WRITTEN PROBLEM: Go over the entries below line by line, copying each one that contains the word "percentage".

EXCERPTED RECORDS:
+ + + + + + +

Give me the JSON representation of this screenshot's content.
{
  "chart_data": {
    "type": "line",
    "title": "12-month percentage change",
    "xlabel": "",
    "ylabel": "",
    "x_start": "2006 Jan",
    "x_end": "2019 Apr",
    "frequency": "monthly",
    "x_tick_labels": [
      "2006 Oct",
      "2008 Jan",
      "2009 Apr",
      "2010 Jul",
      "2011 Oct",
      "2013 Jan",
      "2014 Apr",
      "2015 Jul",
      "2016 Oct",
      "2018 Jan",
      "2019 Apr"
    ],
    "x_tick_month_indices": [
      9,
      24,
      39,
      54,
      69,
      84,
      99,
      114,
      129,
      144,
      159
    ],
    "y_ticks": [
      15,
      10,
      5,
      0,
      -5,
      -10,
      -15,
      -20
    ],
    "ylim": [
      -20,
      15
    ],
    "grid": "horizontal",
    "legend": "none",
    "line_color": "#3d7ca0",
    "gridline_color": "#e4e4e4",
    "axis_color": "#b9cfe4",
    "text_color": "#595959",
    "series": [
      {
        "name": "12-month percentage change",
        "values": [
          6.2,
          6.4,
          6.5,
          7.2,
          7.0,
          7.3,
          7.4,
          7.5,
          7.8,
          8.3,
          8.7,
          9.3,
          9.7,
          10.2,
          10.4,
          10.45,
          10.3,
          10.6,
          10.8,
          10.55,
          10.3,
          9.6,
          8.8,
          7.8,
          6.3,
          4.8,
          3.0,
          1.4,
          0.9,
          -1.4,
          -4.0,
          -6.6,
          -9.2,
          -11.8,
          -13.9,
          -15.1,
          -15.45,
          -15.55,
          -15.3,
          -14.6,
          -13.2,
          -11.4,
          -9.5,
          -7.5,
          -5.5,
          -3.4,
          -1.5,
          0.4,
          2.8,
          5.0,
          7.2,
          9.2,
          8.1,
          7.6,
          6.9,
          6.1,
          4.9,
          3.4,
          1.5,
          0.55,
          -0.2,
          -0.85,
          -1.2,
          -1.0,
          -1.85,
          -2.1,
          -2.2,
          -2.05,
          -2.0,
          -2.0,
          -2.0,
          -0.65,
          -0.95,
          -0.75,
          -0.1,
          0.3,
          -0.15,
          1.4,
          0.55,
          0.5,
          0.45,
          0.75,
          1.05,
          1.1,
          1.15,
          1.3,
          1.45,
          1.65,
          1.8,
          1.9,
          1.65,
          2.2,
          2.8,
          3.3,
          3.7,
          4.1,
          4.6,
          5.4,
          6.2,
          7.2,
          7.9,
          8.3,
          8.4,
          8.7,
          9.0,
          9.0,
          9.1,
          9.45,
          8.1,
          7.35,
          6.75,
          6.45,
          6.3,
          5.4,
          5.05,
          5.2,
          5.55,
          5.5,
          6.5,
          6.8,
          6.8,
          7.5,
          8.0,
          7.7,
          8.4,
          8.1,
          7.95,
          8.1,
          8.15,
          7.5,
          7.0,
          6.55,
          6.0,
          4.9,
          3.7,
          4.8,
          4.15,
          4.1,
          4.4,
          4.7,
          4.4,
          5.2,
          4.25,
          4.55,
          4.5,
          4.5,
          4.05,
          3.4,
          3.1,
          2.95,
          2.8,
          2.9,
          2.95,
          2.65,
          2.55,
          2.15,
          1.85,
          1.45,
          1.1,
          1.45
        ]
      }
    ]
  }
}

+ + + + + + +

COMPLETED EXERCISE:
    "title": "12-month percentage change",
        "name": "12-month percentage change",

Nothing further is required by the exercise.